GIVEN REQUEST = Every line holding the string "this" should be gathered.

THE RECORDS =
⟨
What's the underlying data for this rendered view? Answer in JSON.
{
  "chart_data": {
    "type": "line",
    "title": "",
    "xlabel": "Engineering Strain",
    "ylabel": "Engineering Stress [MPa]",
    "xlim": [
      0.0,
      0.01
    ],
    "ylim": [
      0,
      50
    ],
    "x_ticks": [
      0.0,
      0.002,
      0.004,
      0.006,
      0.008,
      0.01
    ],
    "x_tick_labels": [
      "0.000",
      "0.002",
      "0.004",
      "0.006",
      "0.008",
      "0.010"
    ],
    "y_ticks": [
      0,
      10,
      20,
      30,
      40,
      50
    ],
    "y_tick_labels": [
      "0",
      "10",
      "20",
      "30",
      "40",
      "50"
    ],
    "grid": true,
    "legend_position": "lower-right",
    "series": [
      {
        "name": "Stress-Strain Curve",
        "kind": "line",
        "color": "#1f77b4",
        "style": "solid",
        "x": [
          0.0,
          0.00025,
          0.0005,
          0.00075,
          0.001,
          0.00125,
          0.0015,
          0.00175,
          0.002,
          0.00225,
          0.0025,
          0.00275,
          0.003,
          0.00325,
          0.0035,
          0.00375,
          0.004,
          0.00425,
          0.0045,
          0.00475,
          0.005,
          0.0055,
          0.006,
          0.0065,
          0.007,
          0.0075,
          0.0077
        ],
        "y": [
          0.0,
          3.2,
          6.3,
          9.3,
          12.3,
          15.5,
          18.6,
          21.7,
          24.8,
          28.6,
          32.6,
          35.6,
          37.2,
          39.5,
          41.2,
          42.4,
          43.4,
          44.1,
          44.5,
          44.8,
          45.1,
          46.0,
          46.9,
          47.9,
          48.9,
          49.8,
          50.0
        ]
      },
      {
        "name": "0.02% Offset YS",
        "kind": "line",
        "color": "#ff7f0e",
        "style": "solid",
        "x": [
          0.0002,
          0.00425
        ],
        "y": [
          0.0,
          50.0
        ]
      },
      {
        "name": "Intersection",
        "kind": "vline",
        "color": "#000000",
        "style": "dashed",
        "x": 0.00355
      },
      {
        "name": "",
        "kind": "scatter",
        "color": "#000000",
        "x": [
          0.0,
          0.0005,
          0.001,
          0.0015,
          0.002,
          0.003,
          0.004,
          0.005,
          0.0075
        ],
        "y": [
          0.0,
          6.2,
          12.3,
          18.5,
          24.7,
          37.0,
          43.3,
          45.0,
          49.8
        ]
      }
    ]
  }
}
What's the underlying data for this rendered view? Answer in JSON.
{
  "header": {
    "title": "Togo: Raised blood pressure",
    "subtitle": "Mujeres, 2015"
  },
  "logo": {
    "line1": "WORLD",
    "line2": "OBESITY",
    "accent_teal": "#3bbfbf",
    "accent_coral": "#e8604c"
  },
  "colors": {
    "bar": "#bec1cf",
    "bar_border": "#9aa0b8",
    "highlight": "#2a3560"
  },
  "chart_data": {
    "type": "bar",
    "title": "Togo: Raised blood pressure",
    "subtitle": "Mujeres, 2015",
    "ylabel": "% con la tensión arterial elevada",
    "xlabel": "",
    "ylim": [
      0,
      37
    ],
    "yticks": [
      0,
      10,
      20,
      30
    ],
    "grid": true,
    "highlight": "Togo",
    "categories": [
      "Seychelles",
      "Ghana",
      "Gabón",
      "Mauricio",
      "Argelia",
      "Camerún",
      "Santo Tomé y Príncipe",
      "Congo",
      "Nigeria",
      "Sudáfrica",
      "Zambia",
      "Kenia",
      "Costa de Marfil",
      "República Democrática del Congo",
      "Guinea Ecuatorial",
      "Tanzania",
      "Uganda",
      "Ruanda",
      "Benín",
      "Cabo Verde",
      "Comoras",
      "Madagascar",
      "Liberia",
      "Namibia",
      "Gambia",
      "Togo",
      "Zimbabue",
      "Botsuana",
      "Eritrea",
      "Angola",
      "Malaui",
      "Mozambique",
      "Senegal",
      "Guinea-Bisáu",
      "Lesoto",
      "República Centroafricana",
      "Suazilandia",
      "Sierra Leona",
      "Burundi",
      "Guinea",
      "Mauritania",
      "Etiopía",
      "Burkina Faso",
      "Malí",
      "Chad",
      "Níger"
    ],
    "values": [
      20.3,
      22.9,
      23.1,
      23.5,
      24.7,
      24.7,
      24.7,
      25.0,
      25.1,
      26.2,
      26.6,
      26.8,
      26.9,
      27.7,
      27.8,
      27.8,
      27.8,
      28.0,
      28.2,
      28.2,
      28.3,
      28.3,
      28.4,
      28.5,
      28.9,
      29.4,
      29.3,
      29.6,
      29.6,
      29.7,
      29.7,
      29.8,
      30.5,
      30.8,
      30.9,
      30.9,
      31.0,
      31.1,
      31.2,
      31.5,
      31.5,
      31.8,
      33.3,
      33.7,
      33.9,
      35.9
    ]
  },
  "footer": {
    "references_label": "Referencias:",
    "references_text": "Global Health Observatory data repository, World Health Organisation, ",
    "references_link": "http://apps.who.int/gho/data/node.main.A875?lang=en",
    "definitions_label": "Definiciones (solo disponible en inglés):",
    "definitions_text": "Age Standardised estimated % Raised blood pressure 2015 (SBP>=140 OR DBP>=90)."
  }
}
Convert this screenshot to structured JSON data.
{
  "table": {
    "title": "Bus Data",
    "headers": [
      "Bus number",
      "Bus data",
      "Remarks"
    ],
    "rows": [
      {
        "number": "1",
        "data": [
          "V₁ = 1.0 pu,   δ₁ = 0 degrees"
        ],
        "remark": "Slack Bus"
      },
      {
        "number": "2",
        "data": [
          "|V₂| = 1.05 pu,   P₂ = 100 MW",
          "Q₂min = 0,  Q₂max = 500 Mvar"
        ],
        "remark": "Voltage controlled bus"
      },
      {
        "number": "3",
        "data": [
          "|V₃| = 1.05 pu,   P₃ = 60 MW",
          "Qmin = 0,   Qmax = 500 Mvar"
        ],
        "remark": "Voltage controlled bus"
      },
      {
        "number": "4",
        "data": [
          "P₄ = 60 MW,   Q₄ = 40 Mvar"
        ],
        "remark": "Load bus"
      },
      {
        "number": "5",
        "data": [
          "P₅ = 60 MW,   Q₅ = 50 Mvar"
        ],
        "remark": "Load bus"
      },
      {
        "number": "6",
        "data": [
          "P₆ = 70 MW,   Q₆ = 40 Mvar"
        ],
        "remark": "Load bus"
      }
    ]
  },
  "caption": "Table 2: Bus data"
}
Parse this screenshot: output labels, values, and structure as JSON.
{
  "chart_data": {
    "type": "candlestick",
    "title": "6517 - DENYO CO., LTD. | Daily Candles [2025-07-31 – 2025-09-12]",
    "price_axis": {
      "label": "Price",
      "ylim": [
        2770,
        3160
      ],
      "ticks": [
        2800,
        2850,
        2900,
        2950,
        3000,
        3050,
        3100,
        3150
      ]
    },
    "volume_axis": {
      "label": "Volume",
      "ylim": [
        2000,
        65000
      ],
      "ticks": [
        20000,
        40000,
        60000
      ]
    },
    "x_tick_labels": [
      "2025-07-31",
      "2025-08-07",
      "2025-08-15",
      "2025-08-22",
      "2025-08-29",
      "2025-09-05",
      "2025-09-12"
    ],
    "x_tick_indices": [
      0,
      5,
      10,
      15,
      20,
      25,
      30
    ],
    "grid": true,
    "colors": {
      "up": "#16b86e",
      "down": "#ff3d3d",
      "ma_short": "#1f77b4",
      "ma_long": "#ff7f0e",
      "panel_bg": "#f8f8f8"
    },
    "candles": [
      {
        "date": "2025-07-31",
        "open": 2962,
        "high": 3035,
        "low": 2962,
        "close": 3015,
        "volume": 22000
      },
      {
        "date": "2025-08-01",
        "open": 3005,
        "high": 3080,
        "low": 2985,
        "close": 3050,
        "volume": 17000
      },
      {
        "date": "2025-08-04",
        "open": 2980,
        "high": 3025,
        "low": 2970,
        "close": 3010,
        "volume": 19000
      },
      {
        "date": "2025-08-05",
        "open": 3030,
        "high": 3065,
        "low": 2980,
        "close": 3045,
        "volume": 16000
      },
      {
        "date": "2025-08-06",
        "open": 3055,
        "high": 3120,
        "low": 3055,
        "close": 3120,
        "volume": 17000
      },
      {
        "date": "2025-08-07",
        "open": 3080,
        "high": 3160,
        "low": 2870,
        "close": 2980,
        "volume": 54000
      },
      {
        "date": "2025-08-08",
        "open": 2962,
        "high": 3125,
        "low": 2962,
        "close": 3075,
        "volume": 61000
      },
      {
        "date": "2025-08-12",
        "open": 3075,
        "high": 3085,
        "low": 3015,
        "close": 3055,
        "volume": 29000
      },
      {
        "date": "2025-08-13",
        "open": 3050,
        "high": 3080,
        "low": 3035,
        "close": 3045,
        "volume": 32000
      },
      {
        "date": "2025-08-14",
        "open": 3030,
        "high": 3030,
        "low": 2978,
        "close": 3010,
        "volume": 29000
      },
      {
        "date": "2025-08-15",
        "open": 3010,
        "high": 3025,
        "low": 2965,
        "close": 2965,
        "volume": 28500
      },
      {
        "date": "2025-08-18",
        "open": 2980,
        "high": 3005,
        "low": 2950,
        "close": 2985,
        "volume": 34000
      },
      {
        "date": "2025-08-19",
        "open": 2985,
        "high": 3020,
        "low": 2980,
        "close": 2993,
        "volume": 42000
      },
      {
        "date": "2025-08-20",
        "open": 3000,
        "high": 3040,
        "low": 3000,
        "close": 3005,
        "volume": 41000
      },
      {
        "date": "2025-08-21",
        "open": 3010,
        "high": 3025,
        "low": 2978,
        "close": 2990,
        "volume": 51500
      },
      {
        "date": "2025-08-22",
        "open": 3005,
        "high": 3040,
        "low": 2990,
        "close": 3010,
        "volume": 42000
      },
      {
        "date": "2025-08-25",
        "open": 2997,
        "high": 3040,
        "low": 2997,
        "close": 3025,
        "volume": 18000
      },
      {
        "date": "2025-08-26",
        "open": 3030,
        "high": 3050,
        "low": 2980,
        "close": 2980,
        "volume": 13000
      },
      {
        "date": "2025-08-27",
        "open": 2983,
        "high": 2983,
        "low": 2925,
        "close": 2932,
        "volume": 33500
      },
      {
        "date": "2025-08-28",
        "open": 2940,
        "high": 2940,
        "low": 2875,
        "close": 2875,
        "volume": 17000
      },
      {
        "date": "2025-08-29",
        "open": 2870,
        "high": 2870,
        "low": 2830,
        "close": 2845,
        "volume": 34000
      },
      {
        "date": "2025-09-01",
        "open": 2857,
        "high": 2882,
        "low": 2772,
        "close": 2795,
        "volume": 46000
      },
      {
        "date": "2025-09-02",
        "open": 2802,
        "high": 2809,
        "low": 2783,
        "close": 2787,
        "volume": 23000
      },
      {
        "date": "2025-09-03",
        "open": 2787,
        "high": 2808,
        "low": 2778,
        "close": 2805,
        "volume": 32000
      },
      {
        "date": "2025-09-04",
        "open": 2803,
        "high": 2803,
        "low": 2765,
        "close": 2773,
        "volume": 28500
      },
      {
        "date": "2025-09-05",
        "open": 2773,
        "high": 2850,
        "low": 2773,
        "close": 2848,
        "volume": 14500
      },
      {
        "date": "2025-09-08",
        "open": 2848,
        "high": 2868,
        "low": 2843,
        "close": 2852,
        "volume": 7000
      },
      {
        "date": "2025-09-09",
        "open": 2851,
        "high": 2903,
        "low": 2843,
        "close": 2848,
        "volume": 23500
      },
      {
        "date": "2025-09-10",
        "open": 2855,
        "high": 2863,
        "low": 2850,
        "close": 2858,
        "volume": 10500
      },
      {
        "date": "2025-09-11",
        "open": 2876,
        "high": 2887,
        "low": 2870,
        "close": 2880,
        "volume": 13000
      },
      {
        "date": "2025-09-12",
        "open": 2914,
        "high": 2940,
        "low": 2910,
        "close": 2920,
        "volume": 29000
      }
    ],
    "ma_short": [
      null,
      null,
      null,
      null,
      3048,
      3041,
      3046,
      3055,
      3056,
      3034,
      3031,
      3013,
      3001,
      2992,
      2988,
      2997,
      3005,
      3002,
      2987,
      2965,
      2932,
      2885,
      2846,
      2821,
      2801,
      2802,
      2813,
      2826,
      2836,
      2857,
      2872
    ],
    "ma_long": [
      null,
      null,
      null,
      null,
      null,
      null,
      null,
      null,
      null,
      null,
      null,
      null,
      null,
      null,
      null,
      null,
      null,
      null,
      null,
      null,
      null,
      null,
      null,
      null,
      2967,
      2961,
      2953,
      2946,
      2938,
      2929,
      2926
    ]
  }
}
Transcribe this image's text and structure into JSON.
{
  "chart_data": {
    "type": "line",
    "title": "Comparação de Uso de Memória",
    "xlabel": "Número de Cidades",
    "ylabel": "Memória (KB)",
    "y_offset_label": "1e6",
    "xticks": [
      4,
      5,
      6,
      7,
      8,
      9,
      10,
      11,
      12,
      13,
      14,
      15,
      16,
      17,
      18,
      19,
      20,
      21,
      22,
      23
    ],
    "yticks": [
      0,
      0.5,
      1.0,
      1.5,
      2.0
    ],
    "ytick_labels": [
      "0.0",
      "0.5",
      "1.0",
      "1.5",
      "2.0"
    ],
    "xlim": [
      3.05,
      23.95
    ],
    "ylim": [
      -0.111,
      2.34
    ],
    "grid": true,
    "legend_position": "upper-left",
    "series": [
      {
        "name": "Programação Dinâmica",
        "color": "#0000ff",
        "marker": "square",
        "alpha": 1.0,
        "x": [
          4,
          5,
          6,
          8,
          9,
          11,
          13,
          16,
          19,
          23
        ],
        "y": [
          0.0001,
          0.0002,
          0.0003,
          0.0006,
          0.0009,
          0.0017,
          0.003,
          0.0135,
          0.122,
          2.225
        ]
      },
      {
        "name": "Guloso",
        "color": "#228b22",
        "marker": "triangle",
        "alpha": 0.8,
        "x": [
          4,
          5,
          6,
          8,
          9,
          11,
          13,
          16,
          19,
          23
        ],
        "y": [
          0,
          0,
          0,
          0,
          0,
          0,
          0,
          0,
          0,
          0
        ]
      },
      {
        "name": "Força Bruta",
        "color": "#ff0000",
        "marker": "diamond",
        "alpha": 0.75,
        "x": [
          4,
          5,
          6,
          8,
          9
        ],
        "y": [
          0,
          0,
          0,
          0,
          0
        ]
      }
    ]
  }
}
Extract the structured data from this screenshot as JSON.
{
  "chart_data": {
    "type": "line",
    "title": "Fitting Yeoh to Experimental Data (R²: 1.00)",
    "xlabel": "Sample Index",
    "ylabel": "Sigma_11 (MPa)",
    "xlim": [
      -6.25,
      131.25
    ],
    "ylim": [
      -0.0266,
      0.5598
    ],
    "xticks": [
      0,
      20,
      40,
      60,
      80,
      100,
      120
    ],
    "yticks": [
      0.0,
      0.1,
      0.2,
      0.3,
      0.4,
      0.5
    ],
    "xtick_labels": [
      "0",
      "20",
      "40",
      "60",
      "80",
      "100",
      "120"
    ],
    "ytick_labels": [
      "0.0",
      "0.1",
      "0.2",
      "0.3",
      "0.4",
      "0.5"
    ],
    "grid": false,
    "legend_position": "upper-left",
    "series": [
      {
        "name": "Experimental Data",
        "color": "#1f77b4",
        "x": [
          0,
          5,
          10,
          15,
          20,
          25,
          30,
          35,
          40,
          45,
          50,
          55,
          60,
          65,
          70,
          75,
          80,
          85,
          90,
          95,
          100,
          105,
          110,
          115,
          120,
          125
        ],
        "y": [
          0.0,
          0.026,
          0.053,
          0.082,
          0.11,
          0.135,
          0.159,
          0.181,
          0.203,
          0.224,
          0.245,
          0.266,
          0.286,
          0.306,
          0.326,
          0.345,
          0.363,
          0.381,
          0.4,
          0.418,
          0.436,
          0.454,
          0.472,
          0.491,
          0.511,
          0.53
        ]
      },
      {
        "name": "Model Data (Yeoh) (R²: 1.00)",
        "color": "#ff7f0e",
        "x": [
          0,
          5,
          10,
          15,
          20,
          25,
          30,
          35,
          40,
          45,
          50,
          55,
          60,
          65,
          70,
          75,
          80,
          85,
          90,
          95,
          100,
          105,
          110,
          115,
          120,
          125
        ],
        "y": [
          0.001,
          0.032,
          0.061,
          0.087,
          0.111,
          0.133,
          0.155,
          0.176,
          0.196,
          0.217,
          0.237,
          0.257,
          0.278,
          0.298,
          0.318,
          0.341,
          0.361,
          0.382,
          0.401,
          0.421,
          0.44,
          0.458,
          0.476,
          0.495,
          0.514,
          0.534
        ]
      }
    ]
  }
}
⟩
RESPONSE =
What's the underlying data for this rendered view? Answer in JSON.
What's the underlying data for this rendered view? Answer in JSON.
Convert this screenshot to structured JSON data.
Parse this screenshot: output labels, values, and structure as JSON.
Transcribe this image's text and structure into JSON.
Extract the structured data from this screenshot as JSON.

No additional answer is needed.